# Supplied entries
— Start —

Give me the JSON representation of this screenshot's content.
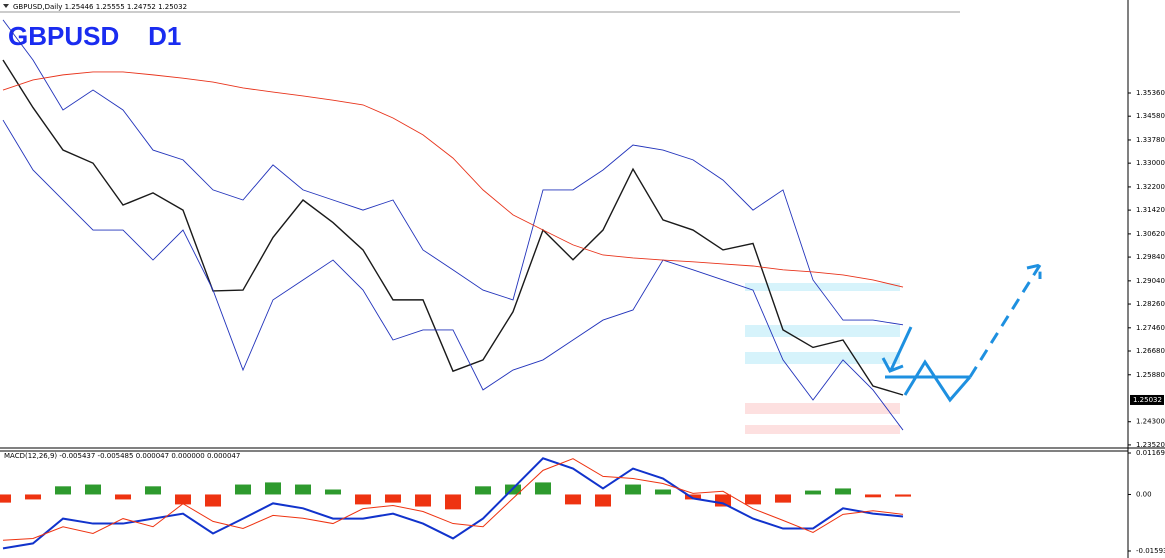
{
  "header": "GBPUSD,Daily 1.25446 1.25555 1.24752 1.25032",
  "chart_data": [
    {
      "type": "line",
      "title": "GBPUSD    D1",
      "ylim": [
        1.2345,
        1.3822
      ],
      "yticks": [
        {
          "value": 1.3536,
          "label": "1.35360"
        },
        {
          "value": 1.3458,
          "label": "1.34580"
        },
        {
          "value": 1.3378,
          "label": "1.33780"
        },
        {
          "value": 1.33,
          "label": "1.33000"
        },
        {
          "value": 1.322,
          "label": "1.32200"
        },
        {
          "value": 1.3142,
          "label": "1.31420"
        },
        {
          "value": 1.3062,
          "label": "1.30620"
        },
        {
          "value": 1.2984,
          "label": "1.29840"
        },
        {
          "value": 1.2904,
          "label": "1.29040"
        },
        {
          "value": 1.2826,
          "label": "1.28260"
        },
        {
          "value": 1.2746,
          "label": "1.27460"
        },
        {
          "value": 1.2668,
          "label": "1.26680"
        },
        {
          "value": 1.2588,
          "label": "1.25880"
        },
        {
          "value": 1.243,
          "label": "1.24300"
        },
        {
          "value": 1.2352,
          "label": "1.23520"
        }
      ],
      "last_price": {
        "value": 1.25032,
        "label": "1.25032"
      },
      "series": [
        {
          "color": "#1a1a1a",
          "values": [
            1.3647,
            1.3487,
            1.3344,
            1.33,
            1.3159,
            1.32,
            1.3142,
            1.287,
            1.2873,
            1.305,
            1.3176,
            1.31,
            1.3008,
            1.284,
            1.284,
            1.26,
            1.2638,
            1.28,
            1.3075,
            1.2975,
            1.3075,
            1.328,
            1.3109,
            1.3075,
            1.3008,
            1.303,
            1.2739,
            1.268,
            1.2705,
            1.255,
            1.252
          ]
        },
        {
          "color": "#2233bb",
          "values": [
            1.3782,
            1.3647,
            1.3479,
            1.3546,
            1.3479,
            1.3344,
            1.3311,
            1.321,
            1.3176,
            1.3294,
            1.321,
            1.3176,
            1.3142,
            1.3176,
            1.3008,
            1.2941,
            1.2873,
            1.284,
            1.321,
            1.321,
            1.3277,
            1.3361,
            1.3344,
            1.3311,
            1.3243,
            1.3142,
            1.321,
            1.2907,
            1.2772,
            1.2772,
            1.2756
          ]
        },
        {
          "color": "#2233bb",
          "values": [
            1.3445,
            1.3277,
            1.3176,
            1.3075,
            1.3075,
            1.2974,
            1.3075,
            1.2873,
            1.2604,
            1.284,
            1.2907,
            1.2974,
            1.2873,
            1.2705,
            1.2739,
            1.2739,
            1.2537,
            1.2604,
            1.2638,
            1.2705,
            1.2772,
            1.2806,
            1.2974,
            1.2941,
            1.2907,
            1.2873,
            1.2638,
            1.2503,
            1.2638,
            1.2537,
            1.2402
          ]
        },
        {
          "color": "#e8341c",
          "values": [
            1.3546,
            1.358,
            1.3597,
            1.3607,
            1.3607,
            1.3597,
            1.3586,
            1.3573,
            1.3553,
            1.3539,
            1.3526,
            1.3512,
            1.3496,
            1.3452,
            1.3395,
            1.3317,
            1.321,
            1.3126,
            1.3075,
            1.3025,
            1.2991,
            1.2981,
            1.2974,
            1.2968,
            1.2961,
            1.2954,
            1.2941,
            1.2934,
            1.2924,
            1.2907,
            1.2883
          ]
        }
      ]
    },
    {
      "type": "macd",
      "title": "MACD(12,26,9) -0.005437 -0.005485 0.000047 0.000000 0.000047",
      "ylim": [
        -0.01735,
        0.01254
      ],
      "yticks": [
        0.011695,
        {
          "value": 0,
          "label": "0.00"
        },
        -0.015937
      ],
      "series": [
        {
          "draw": "bar",
          "color": "#2e9a2e",
          "color_negative": "#ee3311",
          "values": [
            -0.0023,
            -0.0014,
            0.0023,
            0.0028,
            -0.0014,
            0.0023,
            -0.0028,
            -0.0034,
            0.0028,
            0.0034,
            0.0028,
            0.0014,
            -0.0028,
            -0.0023,
            -0.0034,
            -0.0042,
            0.0023,
            0.0028,
            0.0034,
            -0.0028,
            -0.0034,
            0.0028,
            0.0014,
            -0.0014,
            -0.0034,
            -0.0028,
            -0.0023,
            0.0011,
            0.0017,
            -0.0008,
            -0.0006
          ]
        },
        {
          "draw": "line",
          "color": "#1133cc",
          "values": [
            -0.0152,
            -0.0138,
            -0.0068,
            -0.0082,
            -0.0082,
            -0.0068,
            -0.0054,
            -0.011,
            -0.0068,
            -0.0025,
            -0.0039,
            -0.0068,
            -0.0068,
            -0.0054,
            -0.0082,
            -0.0124,
            -0.0068,
            0.0017,
            0.0102,
            0.0073,
            0.0017,
            0.0073,
            0.0045,
            -0.0011,
            -0.0025,
            -0.0068,
            -0.0096,
            -0.0096,
            -0.0039,
            -0.0054,
            -0.0062
          ]
        },
        {
          "draw": "line",
          "color": "#ee3311",
          "values": [
            -0.0129,
            -0.0124,
            -0.0091,
            -0.011,
            -0.0068,
            -0.0091,
            -0.0026,
            -0.0076,
            -0.0096,
            -0.0059,
            -0.0067,
            -0.0082,
            -0.004,
            -0.0031,
            -0.0048,
            -0.0082,
            -0.0091,
            -0.0011,
            0.0068,
            0.0101,
            0.0051,
            0.0045,
            0.0031,
            0.0003,
            0.0009,
            -0.004,
            -0.0073,
            -0.0107,
            -0.0056,
            -0.0046,
            -0.0056
          ]
        }
      ]
    }
  ]
}
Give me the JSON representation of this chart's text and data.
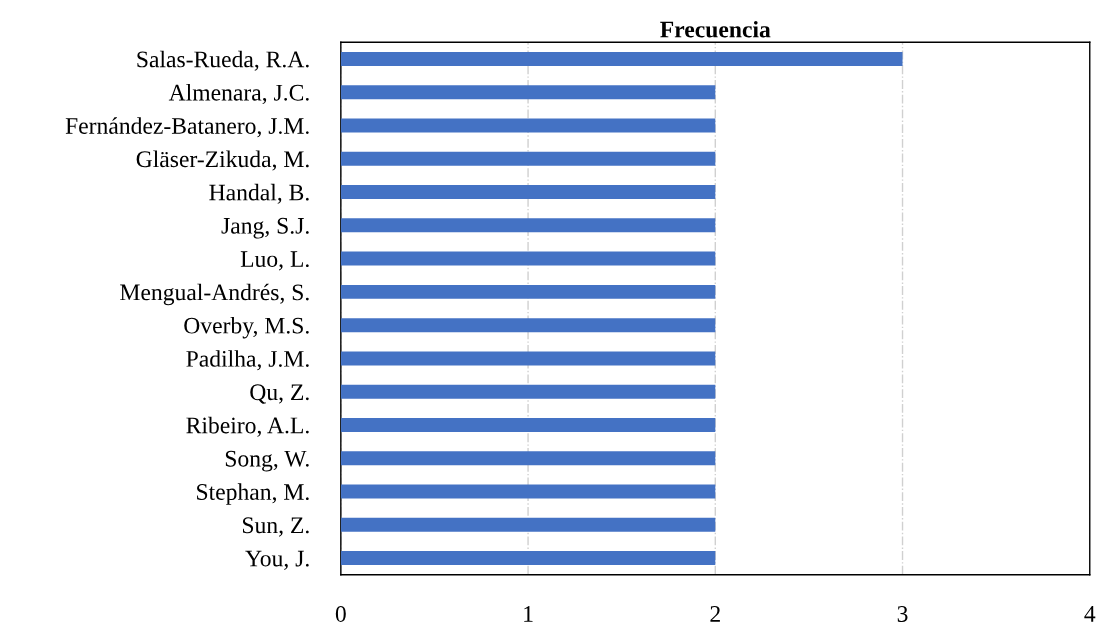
{
  "chart_data": {
    "type": "bar",
    "orientation": "horizontal",
    "title": "Frecuencia",
    "categories": [
      "Salas-Rueda, R.A.",
      "Almenara, J.C.",
      "Fernández-Batanero, J.M.",
      "Gläser-Zikuda, M.",
      "Handal, B.",
      "Jang, S.J.",
      "Luo, L.",
      "Mengual-Andrés, S.",
      "Overby, M.S.",
      "Padilha, J.M.",
      "Qu, Z.",
      "Ribeiro, A.L.",
      "Song, W.",
      "Stephan, M.",
      "Sun, Z.",
      "You, J."
    ],
    "values": [
      3,
      2,
      2,
      2,
      2,
      2,
      2,
      2,
      2,
      2,
      2,
      2,
      2,
      2,
      2,
      2
    ],
    "color": "#4472c4",
    "xlim": [
      0,
      4
    ],
    "xticks": [
      0,
      1,
      2,
      3,
      4
    ],
    "grid": "x",
    "legend": false
  }
}
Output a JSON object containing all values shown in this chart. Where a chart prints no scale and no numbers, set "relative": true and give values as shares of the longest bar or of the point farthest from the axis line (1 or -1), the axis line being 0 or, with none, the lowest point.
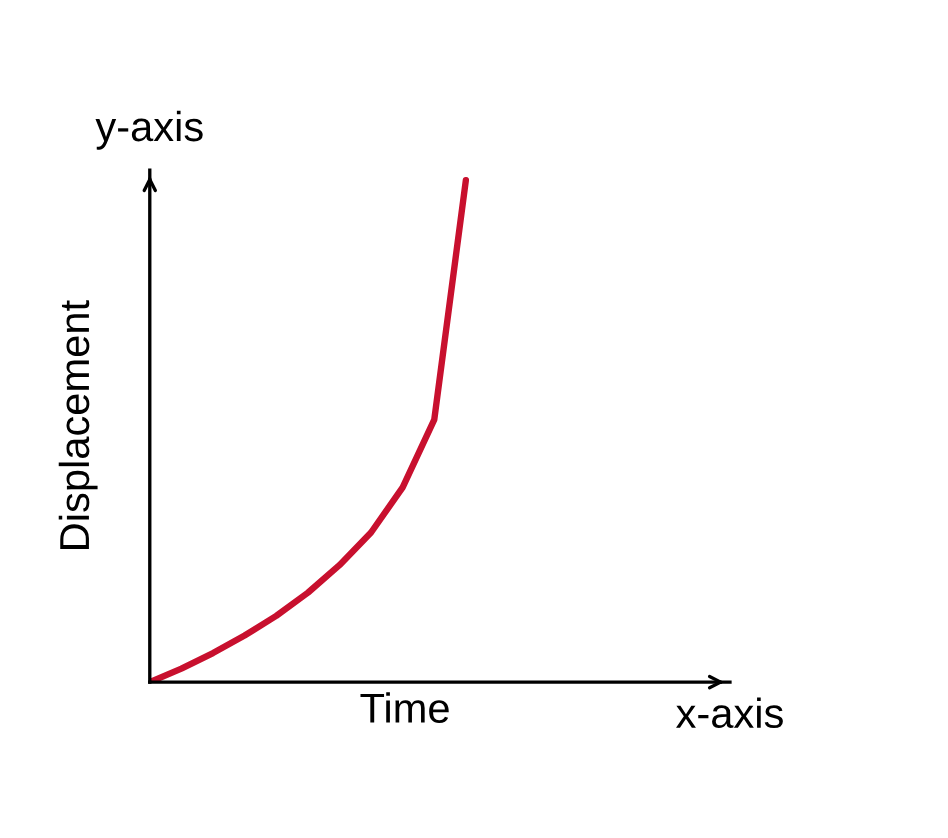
{
  "chart_data": {
    "type": "line",
    "relative": true,
    "xlabel": "Time",
    "ylabel": "Displacement",
    "annotations": [
      "y-axis",
      "x-axis"
    ],
    "categories": [
      null,
      null,
      null,
      null,
      null,
      null,
      null,
      null,
      null,
      null,
      null
    ],
    "series": [
      {
        "color": "#c8102e",
        "values": [
          0,
          0.027,
          0.058,
          0.093,
          0.132,
          0.178,
          0.233,
          0.298,
          0.388,
          0.523,
          1
        ]
      }
    ],
    "legend": false,
    "marker": "none",
    "line_style": "solid"
  }
}
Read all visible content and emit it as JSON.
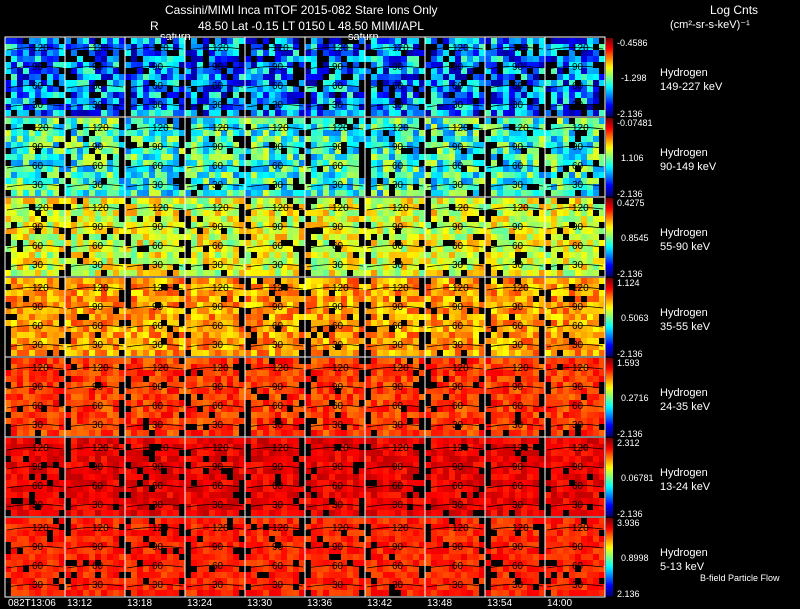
{
  "header": {
    "line1": "Cassini/MIMI Inca mTOF  2015-082   Stare   Ions Only",
    "line2_r": "R",
    "line2_rest": "48.50 Lat -0.15 LT 0150 L         48.50  MIMI/APL",
    "saturn_labels": [
      "saturn",
      "saturn"
    ],
    "units_title": "Log Cnts",
    "units": "(cm²-sr-s-keV)⁻¹"
  },
  "panels": [
    {
      "species": "Hydrogen",
      "energy": "149-227 keV",
      "cb_max": "-0.4586",
      "cb_mid": "-1.298",
      "cb_min": "-2.136",
      "level": 0.25,
      "spread": 0.22,
      "missing": 0.12
    },
    {
      "species": "Hydrogen",
      "energy": "90-149 keV",
      "cb_max": "-0.07481",
      "cb_mid": "1.106",
      "cb_min": "-2.136",
      "level": 0.42,
      "spread": 0.18,
      "missing": 0.08
    },
    {
      "species": "Hydrogen",
      "energy": "55-90 keV",
      "cb_max": "0.4275",
      "cb_mid": "0.8545",
      "cb_min": "-2.136",
      "level": 0.6,
      "spread": 0.14,
      "missing": 0.06
    },
    {
      "species": "Hydrogen",
      "energy": "35-55 keV",
      "cb_max": "1.124",
      "cb_mid": "0.5063",
      "cb_min": "-2.136",
      "level": 0.72,
      "spread": 0.1,
      "missing": 0.05
    },
    {
      "species": "Hydrogen",
      "energy": "24-35 keV",
      "cb_max": "1.593",
      "cb_mid": "0.2716",
      "cb_min": "-2.136",
      "level": 0.82,
      "spread": 0.07,
      "missing": 0.05
    },
    {
      "species": "Hydrogen",
      "energy": "13-24 keV",
      "cb_max": "2.312",
      "cb_mid": "0.06781",
      "cb_min": "-2.136",
      "level": 0.89,
      "spread": 0.05,
      "missing": 0.05
    },
    {
      "species": "Hydrogen",
      "energy": "5-13 keV",
      "cb_max": "3.936",
      "cb_mid": "0.8998",
      "cb_min": "2.136",
      "level": 0.84,
      "spread": 0.05,
      "missing": 0.06
    }
  ],
  "lat_labels": [
    "120",
    "90",
    "60",
    "30"
  ],
  "times": [
    "082T13:06",
    "13:12",
    "13:18",
    "13:24",
    "13:30",
    "13:36",
    "13:42",
    "13:48",
    "13:54",
    "14:00"
  ],
  "footer_note": "B-field Particle Flow",
  "colors": {
    "background": "#000000",
    "grid": "#ffffff"
  }
}
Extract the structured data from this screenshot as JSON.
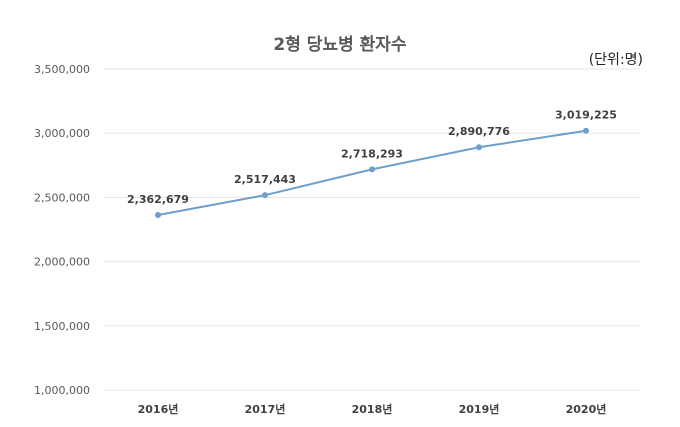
{
  "chart_data": {
    "type": "line",
    "title": "2형 당뇨병 환자수",
    "unit": "(단위:명)",
    "categories": [
      "2016년",
      "2017년",
      "2018년",
      "2019년",
      "2020년"
    ],
    "series": [
      {
        "values": [
          2362679,
          2517443,
          2718293,
          2890776,
          3019225
        ],
        "value_labels": [
          "2,362,679",
          "2,517,443",
          "2,718,293",
          "2,890,776",
          "3,019,225"
        ],
        "color": "#6e9fcc"
      }
    ],
    "ylim": [
      1000000,
      3500000
    ],
    "yticks": [
      1000000,
      1500000,
      2000000,
      2500000,
      3000000,
      3500000
    ],
    "ytick_labels": [
      "1,000,000",
      "1,500,000",
      "2,000,000",
      "2,500,000",
      "3,000,000",
      "3,500,000"
    ],
    "grid": true,
    "legend": "none",
    "colors": {
      "line": "#6e9fcc",
      "grid": "#e6e6e6"
    }
  }
}
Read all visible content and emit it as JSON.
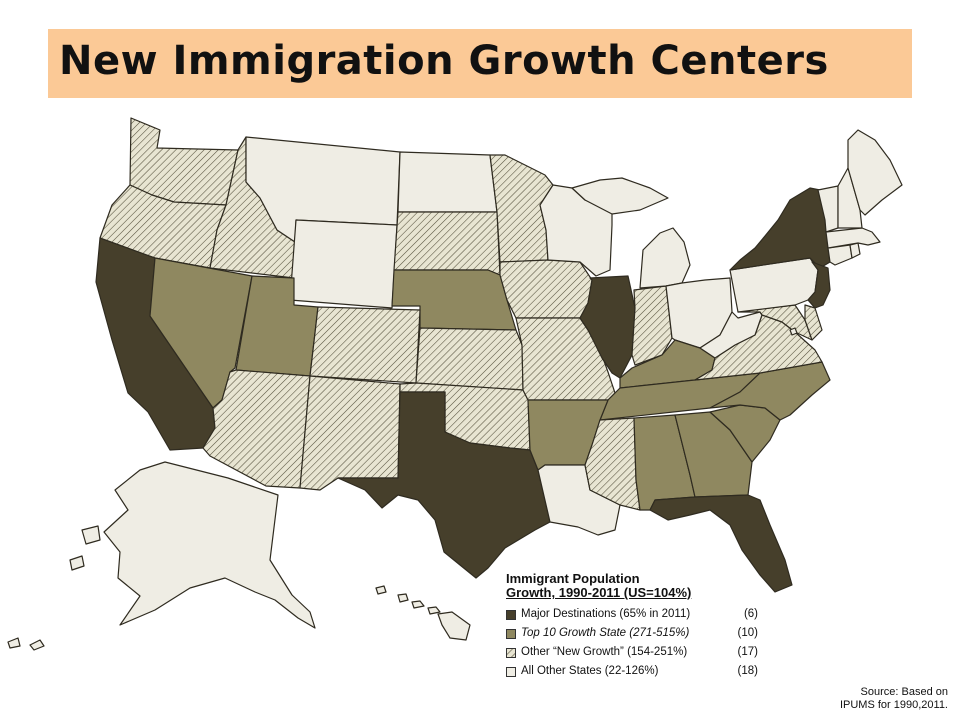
{
  "title": "New Immigration Growth Centers",
  "legend": {
    "title_line1": "Immigrant Population",
    "title_line2": "Growth, 1990-2011 (US=104%)",
    "items": [
      {
        "label": "Major Destinations (65% in 2011)",
        "count": "(6)",
        "color": "#463f2b",
        "style": "solid",
        "italic": false
      },
      {
        "label": "Top 10 Growth State (271-515%)",
        "count": "(10)",
        "color": "#8f8860",
        "style": "solid",
        "italic": true
      },
      {
        "label": "Other “New Growth” (154-251%)",
        "count": "(17)",
        "color": "#e8e5d2",
        "style": "hatched",
        "italic": false
      },
      {
        "label": "All Other States (22-126%)",
        "count": "(18)",
        "color": "#efede4",
        "style": "solid",
        "italic": false
      }
    ]
  },
  "source_line1": "Source: Based on",
  "source_line2": "IPUMS for 1990,2011.",
  "map": {
    "categories": {
      "major": [
        "CA",
        "TX",
        "IL",
        "NY",
        "NJ",
        "FL"
      ],
      "top10_growth": [
        "NV",
        "UT",
        "NE",
        "AR",
        "KY",
        "TN",
        "NC",
        "SC",
        "GA",
        "AL"
      ],
      "other_new_growth": [
        "WA",
        "OR",
        "ID",
        "AZ",
        "CO",
        "NM",
        "SD",
        "KS",
        "OK",
        "MN",
        "IA",
        "MO",
        "IN",
        "MS",
        "VA",
        "DE",
        "MD"
      ],
      "all_other": [
        "MT",
        "WY",
        "ND",
        "WI",
        "MI",
        "OH",
        "PA",
        "WV",
        "LA",
        "ME",
        "NH",
        "VT",
        "MA",
        "RI",
        "CT",
        "AK",
        "HI",
        "DC"
      ]
    }
  }
}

— End —

# Exercise description
Collect every line above that contains the word "screenshot".

# Task output
Give me the JSON representation of this screenshot's content.
Extract the structured data from this screenshot as JSON.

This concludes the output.